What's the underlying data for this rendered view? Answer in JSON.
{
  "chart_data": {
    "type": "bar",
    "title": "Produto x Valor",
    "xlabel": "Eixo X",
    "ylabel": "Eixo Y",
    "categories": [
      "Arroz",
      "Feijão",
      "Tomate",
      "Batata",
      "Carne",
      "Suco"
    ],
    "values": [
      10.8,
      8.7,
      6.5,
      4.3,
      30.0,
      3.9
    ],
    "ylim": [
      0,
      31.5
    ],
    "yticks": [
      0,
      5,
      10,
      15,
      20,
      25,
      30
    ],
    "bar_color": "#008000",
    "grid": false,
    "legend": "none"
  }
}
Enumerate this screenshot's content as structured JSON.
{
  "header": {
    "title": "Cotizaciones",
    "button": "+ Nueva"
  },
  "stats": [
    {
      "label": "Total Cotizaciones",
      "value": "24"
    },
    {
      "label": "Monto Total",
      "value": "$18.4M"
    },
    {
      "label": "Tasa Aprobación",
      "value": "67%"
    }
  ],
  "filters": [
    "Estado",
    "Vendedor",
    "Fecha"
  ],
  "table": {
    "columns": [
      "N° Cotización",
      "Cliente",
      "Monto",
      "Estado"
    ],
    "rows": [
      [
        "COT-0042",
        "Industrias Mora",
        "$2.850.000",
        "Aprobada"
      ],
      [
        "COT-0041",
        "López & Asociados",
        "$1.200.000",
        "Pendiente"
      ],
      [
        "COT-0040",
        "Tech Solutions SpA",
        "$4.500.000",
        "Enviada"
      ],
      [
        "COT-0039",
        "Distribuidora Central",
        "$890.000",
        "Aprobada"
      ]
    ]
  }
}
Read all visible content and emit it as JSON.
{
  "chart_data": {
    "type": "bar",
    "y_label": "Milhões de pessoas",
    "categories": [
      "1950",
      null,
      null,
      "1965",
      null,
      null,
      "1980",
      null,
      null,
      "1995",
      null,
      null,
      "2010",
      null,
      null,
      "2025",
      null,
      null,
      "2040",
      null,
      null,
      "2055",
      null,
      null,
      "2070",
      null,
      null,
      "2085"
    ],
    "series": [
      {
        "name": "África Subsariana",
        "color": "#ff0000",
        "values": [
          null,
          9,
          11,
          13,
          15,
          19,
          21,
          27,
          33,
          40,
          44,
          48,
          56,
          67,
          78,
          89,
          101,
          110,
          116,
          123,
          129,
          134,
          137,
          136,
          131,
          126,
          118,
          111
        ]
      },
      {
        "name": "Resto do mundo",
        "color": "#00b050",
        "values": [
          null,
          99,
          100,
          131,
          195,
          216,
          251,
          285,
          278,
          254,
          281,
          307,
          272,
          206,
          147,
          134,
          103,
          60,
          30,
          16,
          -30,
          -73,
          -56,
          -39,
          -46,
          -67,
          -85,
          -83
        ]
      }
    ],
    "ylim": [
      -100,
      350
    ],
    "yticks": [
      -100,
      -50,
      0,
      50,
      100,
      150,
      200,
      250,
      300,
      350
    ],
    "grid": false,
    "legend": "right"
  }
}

● **WHAT THE TASK REQUIRES**
Extract all the material, leaving every line as it is.

● **EXERCISE RESULT**
What's the underlying data for this rendered view? Answer in JSON.
{
  "chart_data": {
    "type": "bar",
    "title": "Produto x Valor",
    "xlabel": "Eixo X",
    "ylabel": "Eixo Y",
    "categories": [
      "Arroz",
      "Feijão",
      "Tomate",
      "Batata",
      "Carne",
      "Suco"
    ],
    "values": [
      10.8,
      8.7,
      6.5,
      4.3,
      30.0,
      3.9
    ],
    "ylim": [
      0,
      31.5
    ],
    "yticks": [
      0,
      5,
      10,
      15,
      20,
      25,
      30
    ],
    "bar_color": "#008000",
    "grid": false,
    "legend": "none"
  }
}
Enumerate this screenshot's content as structured JSON.
{
  "header": {
    "title": "Cotizaciones",
    "button": "+ Nueva"
  },
  "stats": [
    {
      "label": "Total Cotizaciones",
      "value": "24"
    },
    {
      "label": "Monto Total",
      "value": "$18.4M"
    },
    {
      "label": "Tasa Aprobación",
      "value": "67%"
    }
  ],
  "filters": [
    "Estado",
    "Vendedor",
    "Fecha"
  ],
  "table": {
    "columns": [
      "N° Cotización",
      "Cliente",
      "Monto",
      "Estado"
    ],
    "rows": [
      [
        "COT-0042",
        "Industrias Mora",
        "$2.850.000",
        "Aprobada"
      ],
      [
        "COT-0041",
        "López & Asociados",
        "$1.200.000",
        "Pendiente"
      ],
      [
        "COT-0040",
        "Tech Solutions SpA",
        "$4.500.000",
        "Enviada"
      ],
      [
        "COT-0039",
        "Distribuidora Central",
        "$890.000",
        "Aprobada"
      ]
    ]
  }
}
Read all visible content and emit it as JSON.
{
  "chart_data": {
    "type": "bar",
    "y_label": "Milhões de pessoas",
    "categories": [
      "1950",
      null,
      null,
      "1965",
      null,
      null,
      "1980",
      null,
      null,
      "1995",
      null,
      null,
      "2010",
      null,
      null,
      "2025",
      null,
      null,
      "2040",
      null,
      null,
      "2055",
      null,
      null,
      "2070",
      null,
      null,
      "2085"
    ],
    "series": [
      {
        "name": "África Subsariana",
        "color": "#ff0000",
        "values": [
          null,
          9,
          11,
          13,
          15,
          19,
          21,
          27,
          33,
          40,
          44,
          48,
          56,
          67,
          78,
          89,
          101,
          110,
          116,
          123,
          129,
          134,
          137,
          136,
          131,
          126,
          118,
          111
        ]
      },
      {
        "name": "Resto do mundo",
        "color": "#00b050",
        "values": [
          null,
          99,
          100,
          131,
          195,
          216,
          251,
          285,
          278,
          254,
          281,
          307,
          272,
          206,
          147,
          134,
          103,
          60,
          30,
          16,
          -30,
          -73,
          -56,
          -39,
          -46,
          -67,
          -85,
          -83
        ]
      }
    ],
    "ylim": [
      -100,
      350
    ],
    "yticks": [
      -100,
      -50,
      0,
      50,
      100,
      150,
      200,
      250,
      300,
      350
    ],
    "grid": false,
    "legend": "right"
  }
}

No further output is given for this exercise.